**GOAL:** Quote the records beneath, complete and exact. Leave out images.

**GIVEN RECORDS:**

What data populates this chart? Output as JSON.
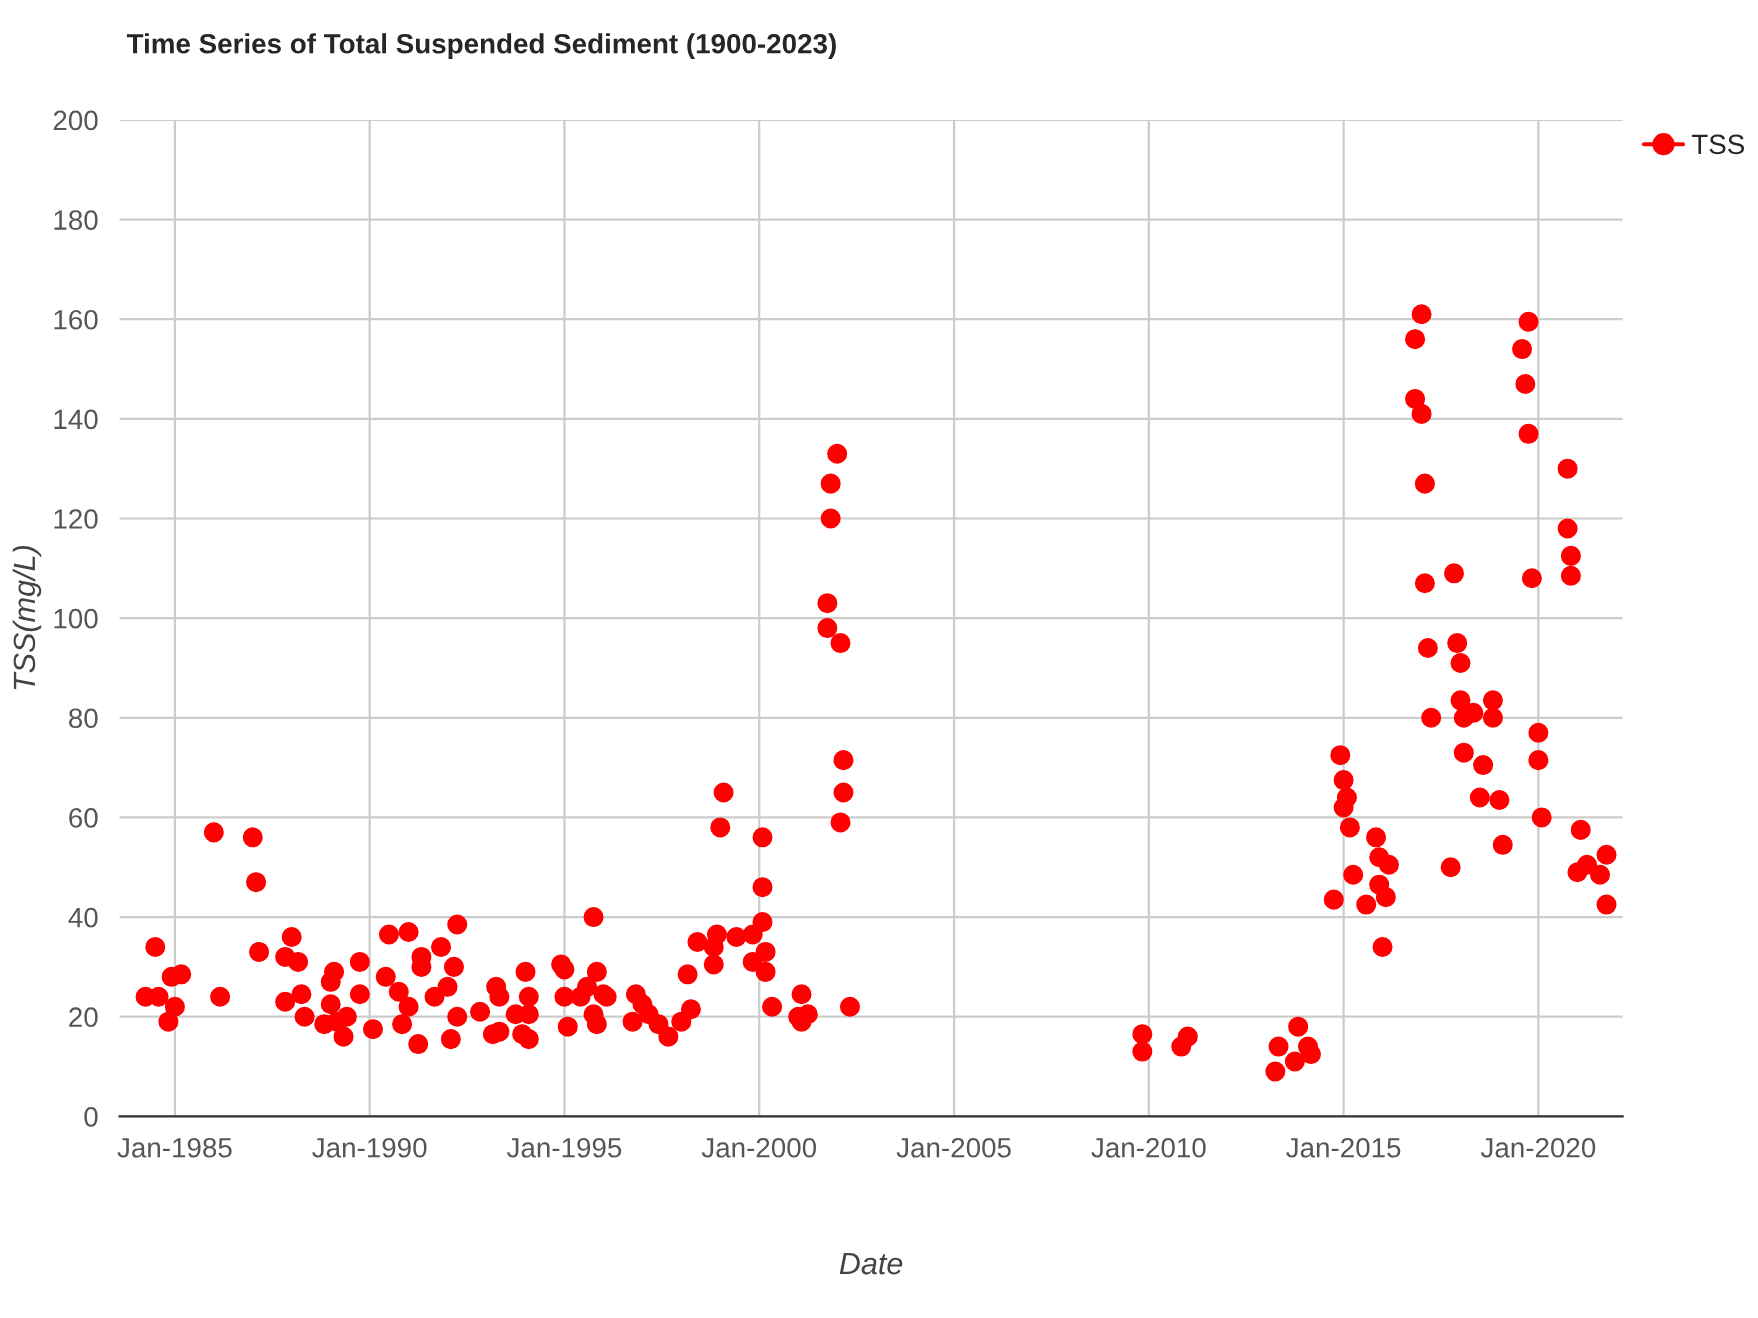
{
  "chart_data": {
    "type": "scatter",
    "title": "Time Series of Total Suspended Sediment (1900-2023)",
    "xlabel": "Date",
    "ylabel": "TSS(mg/L)",
    "xlim": [
      "1983-08",
      "2022-03"
    ],
    "ylim": [
      0,
      200
    ],
    "xticks": [
      {
        "value": "1985-01",
        "label": "Jan-1985"
      },
      {
        "value": "1990-01",
        "label": "Jan-1990"
      },
      {
        "value": "1995-01",
        "label": "Jan-1995"
      },
      {
        "value": "2000-01",
        "label": "Jan-2000"
      },
      {
        "value": "2005-01",
        "label": "Jan-2005"
      },
      {
        "value": "2010-01",
        "label": "Jan-2010"
      },
      {
        "value": "2015-01",
        "label": "Jan-2015"
      },
      {
        "value": "2020-01",
        "label": "Jan-2020"
      }
    ],
    "yticks": [
      0,
      20,
      40,
      60,
      80,
      100,
      120,
      140,
      160,
      180,
      200
    ],
    "grid": true,
    "legend": "top right",
    "marker": "circle",
    "series": [
      {
        "name": "TSS",
        "color": "#ff0000",
        "x": [
          "1984-04",
          "1984-07",
          "1984-08",
          "1984-11",
          "1985-01",
          "1984-12",
          "1985-03",
          "1986-01",
          "1986-03",
          "1987-01",
          "1987-02",
          "1987-03",
          "1988-01",
          "1987-11",
          "1988-03",
          "1987-11",
          "1988-04",
          "1988-05",
          "1988-11",
          "1989-01",
          "1989-02",
          "1989-01",
          "1989-03",
          "1989-05",
          "1989-06",
          "1989-10",
          "1989-10",
          "1990-02",
          "1990-07",
          "1990-06",
          "1990-10",
          "1990-11",
          "1991-01",
          "1991-01",
          "1991-04",
          "1991-05",
          "1991-05",
          "1991-09",
          "1991-11",
          "1992-01",
          "1992-03",
          "1992-04",
          "1992-04",
          "1992-02",
          "1992-11",
          "1993-03",
          "1993-04",
          "1993-05",
          "1993-05",
          "1993-10",
          "1993-12",
          "1994-01",
          "1994-02",
          "1994-02",
          "1994-02",
          "1994-12",
          "1995-01",
          "1995-01",
          "1995-02",
          "1995-06",
          "1995-08",
          "1995-10",
          "1995-11",
          "1995-10",
          "1995-11",
          "1996-01",
          "1996-02",
          "1996-10",
          "1996-11",
          "1997-01",
          "1997-03",
          "1997-06",
          "1997-09",
          "1998-01",
          "1998-04",
          "1998-03",
          "1998-06",
          "1998-11",
          "1998-11",
          "1998-12",
          "1999-01",
          "1999-02",
          "1999-06",
          "1999-11",
          "1999-11",
          "2000-02",
          "2000-02",
          "2000-02",
          "2000-03",
          "2000-03",
          "2000-05",
          "2001-01",
          "2001-02",
          "2001-04",
          "2001-02",
          "2001-10",
          "2001-10",
          "2001-11",
          "2001-11",
          "2002-01",
          "2002-02",
          "2002-03",
          "2002-03",
          "2002-02",
          "2002-05",
          "2009-11",
          "2009-11",
          "2010-11",
          "2011-01",
          "2013-04",
          "2013-05",
          "2013-10",
          "2013-11",
          "2014-03",
          "2014-02",
          "2014-12",
          "2015-01",
          "2015-02",
          "2015-01",
          "2015-03",
          "2014-10",
          "2015-04",
          "2015-08",
          "2015-11",
          "2015-12",
          "2016-03",
          "2015-12",
          "2016-02",
          "2016-01",
          "2017-01",
          "2016-11",
          "2016-11",
          "2017-01",
          "2017-02",
          "2017-02",
          "2017-03",
          "2017-04",
          "2017-10",
          "2017-11",
          "2017-12",
          "2018-01",
          "2018-01",
          "2018-02",
          "2018-05",
          "2018-02",
          "2018-08",
          "2018-07",
          "2018-11",
          "2018-11",
          "2019-01",
          "2019-02",
          "2019-10",
          "2019-08",
          "2019-09",
          "2019-10",
          "2019-11",
          "2020-01",
          "2020-01",
          "2020-02",
          "2020-10",
          "2020-10",
          "2020-11",
          "2020-11",
          "2021-02",
          "2021-01",
          "2021-04",
          "2021-08",
          "2021-10",
          "2021-10"
        ],
        "values": [
          24,
          34,
          24,
          19,
          22,
          28,
          28.5,
          57,
          24,
          56,
          47,
          33,
          36,
          32,
          31,
          23,
          24.5,
          20,
          18.5,
          27,
          29,
          22.5,
          19,
          16,
          20,
          31,
          24.5,
          17.5,
          36.5,
          28,
          25,
          18.5,
          22,
          37,
          14.5,
          30,
          32,
          24,
          34,
          26,
          30,
          38.5,
          20,
          15.5,
          21,
          16.5,
          26,
          24,
          17,
          20.5,
          16.5,
          29,
          24,
          20.5,
          15.5,
          30.5,
          29.5,
          24,
          18,
          24,
          26,
          40,
          29,
          20.5,
          18.5,
          24.5,
          24,
          19,
          24.5,
          22.5,
          20.5,
          18.5,
          16,
          19,
          21.5,
          28.5,
          35,
          30.5,
          34,
          36.5,
          58,
          65,
          36,
          31,
          36.5,
          39,
          46,
          56,
          29,
          33,
          22,
          20,
          24.5,
          20.5,
          19,
          103,
          98,
          127,
          120,
          133,
          95,
          71.5,
          65,
          59,
          22,
          16.5,
          13,
          14,
          16,
          9,
          14,
          11,
          18,
          12.5,
          14,
          72.5,
          67.5,
          64,
          62,
          58,
          43.5,
          48.5,
          42.5,
          56,
          52,
          50.5,
          46.5,
          44,
          34,
          161,
          156,
          144,
          141,
          127,
          107,
          94,
          80,
          50,
          109,
          95,
          91,
          83.5,
          80,
          81,
          73,
          70.5,
          64,
          83.5,
          80,
          63.5,
          54.5,
          159.5,
          154,
          147,
          137,
          108,
          77,
          71.5,
          60,
          130,
          118,
          112.5,
          108.5,
          57.5,
          49,
          50.5,
          48.5,
          52.5,
          42.5
        ]
      }
    ]
  }
}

**FINISHED ANSWER:**
What data populates this chart? Output as JSON.
{
  "chart_data": {
    "type": "scatter",
    "title": "Time Series of Total Suspended Sediment (1900-2023)",
    "xlabel": "Date",
    "ylabel": "TSS(mg/L)",
    "xlim": [
      "1983-08",
      "2022-03"
    ],
    "ylim": [
      0,
      200
    ],
    "xticks": [
      {
        "value": "1985-01",
        "label": "Jan-1985"
      },
      {
        "value": "1990-01",
        "label": "Jan-1990"
      },
      {
        "value": "1995-01",
        "label": "Jan-1995"
      },
      {
        "value": "2000-01",
        "label": "Jan-2000"
      },
      {
        "value": "2005-01",
        "label": "Jan-2005"
      },
      {
        "value": "2010-01",
        "label": "Jan-2010"
      },
      {
        "value": "2015-01",
        "label": "Jan-2015"
      },
      {
        "value": "2020-01",
        "label": "Jan-2020"
      }
    ],
    "yticks": [
      0,
      20,
      40,
      60,
      80,
      100,
      120,
      140,
      160,
      180,
      200
    ],
    "grid": true,
    "legend": "top right",
    "marker": "circle",
    "series": [
      {
        "name": "TSS",
        "color": "#ff0000",
        "x": [
          "1984-04",
          "1984-07",
          "1984-08",
          "1984-11",
          "1985-01",
          "1984-12",
          "1985-03",
          "1986-01",
          "1986-03",
          "1987-01",
          "1987-02",
          "1987-03",
          "1988-01",
          "1987-11",
          "1988-03",
          "1987-11",
          "1988-04",
          "1988-05",
          "1988-11",
          "1989-01",
          "1989-02",
          "1989-01",
          "1989-03",
          "1989-05",
          "1989-06",
          "1989-10",
          "1989-10",
          "1990-02",
          "1990-07",
          "1990-06",
          "1990-10",
          "1990-11",
          "1991-01",
          "1991-01",
          "1991-04",
          "1991-05",
          "1991-05",
          "1991-09",
          "1991-11",
          "1992-01",
          "1992-03",
          "1992-04",
          "1992-04",
          "1992-02",
          "1992-11",
          "1993-03",
          "1993-04",
          "1993-05",
          "1993-05",
          "1993-10",
          "1993-12",
          "1994-01",
          "1994-02",
          "1994-02",
          "1994-02",
          "1994-12",
          "1995-01",
          "1995-01",
          "1995-02",
          "1995-06",
          "1995-08",
          "1995-10",
          "1995-11",
          "1995-10",
          "1995-11",
          "1996-01",
          "1996-02",
          "1996-10",
          "1996-11",
          "1997-01",
          "1997-03",
          "1997-06",
          "1997-09",
          "1998-01",
          "1998-04",
          "1998-03",
          "1998-06",
          "1998-11",
          "1998-11",
          "1998-12",
          "1999-01",
          "1999-02",
          "1999-06",
          "1999-11",
          "1999-11",
          "2000-02",
          "2000-02",
          "2000-02",
          "2000-03",
          "2000-03",
          "2000-05",
          "2001-01",
          "2001-02",
          "2001-04",
          "2001-02",
          "2001-10",
          "2001-10",
          "2001-11",
          "2001-11",
          "2002-01",
          "2002-02",
          "2002-03",
          "2002-03",
          "2002-02",
          "2002-05",
          "2009-11",
          "2009-11",
          "2010-11",
          "2011-01",
          "2013-04",
          "2013-05",
          "2013-10",
          "2013-11",
          "2014-03",
          "2014-02",
          "2014-12",
          "2015-01",
          "2015-02",
          "2015-01",
          "2015-03",
          "2014-10",
          "2015-04",
          "2015-08",
          "2015-11",
          "2015-12",
          "2016-03",
          "2015-12",
          "2016-02",
          "2016-01",
          "2017-01",
          "2016-11",
          "2016-11",
          "2017-01",
          "2017-02",
          "2017-02",
          "2017-03",
          "2017-04",
          "2017-10",
          "2017-11",
          "2017-12",
          "2018-01",
          "2018-01",
          "2018-02",
          "2018-05",
          "2018-02",
          "2018-08",
          "2018-07",
          "2018-11",
          "2018-11",
          "2019-01",
          "2019-02",
          "2019-10",
          "2019-08",
          "2019-09",
          "2019-10",
          "2019-11",
          "2020-01",
          "2020-01",
          "2020-02",
          "2020-10",
          "2020-10",
          "2020-11",
          "2020-11",
          "2021-02",
          "2021-01",
          "2021-04",
          "2021-08",
          "2021-10",
          "2021-10"
        ],
        "values": [
          24,
          34,
          24,
          19,
          22,
          28,
          28.5,
          57,
          24,
          56,
          47,
          33,
          36,
          32,
          31,
          23,
          24.5,
          20,
          18.5,
          27,
          29,
          22.5,
          19,
          16,
          20,
          31,
          24.5,
          17.5,
          36.5,
          28,
          25,
          18.5,
          22,
          37,
          14.5,
          30,
          32,
          24,
          34,
          26,
          30,
          38.5,
          20,
          15.5,
          21,
          16.5,
          26,
          24,
          17,
          20.5,
          16.5,
          29,
          24,
          20.5,
          15.5,
          30.5,
          29.5,
          24,
          18,
          24,
          26,
          40,
          29,
          20.5,
          18.5,
          24.5,
          24,
          19,
          24.5,
          22.5,
          20.5,
          18.5,
          16,
          19,
          21.5,
          28.5,
          35,
          30.5,
          34,
          36.5,
          58,
          65,
          36,
          31,
          36.5,
          39,
          46,
          56,
          29,
          33,
          22,
          20,
          24.5,
          20.5,
          19,
          103,
          98,
          127,
          120,
          133,
          95,
          71.5,
          65,
          59,
          22,
          16.5,
          13,
          14,
          16,
          9,
          14,
          11,
          18,
          12.5,
          14,
          72.5,
          67.5,
          64,
          62,
          58,
          43.5,
          48.5,
          42.5,
          56,
          52,
          50.5,
          46.5,
          44,
          34,
          161,
          156,
          144,
          141,
          127,
          107,
          94,
          80,
          50,
          109,
          95,
          91,
          83.5,
          80,
          81,
          73,
          70.5,
          64,
          83.5,
          80,
          63.5,
          54.5,
          159.5,
          154,
          147,
          137,
          108,
          77,
          71.5,
          60,
          130,
          118,
          112.5,
          108.5,
          57.5,
          49,
          50.5,
          48.5,
          52.5,
          42.5
        ]
      }
    ]
  }
}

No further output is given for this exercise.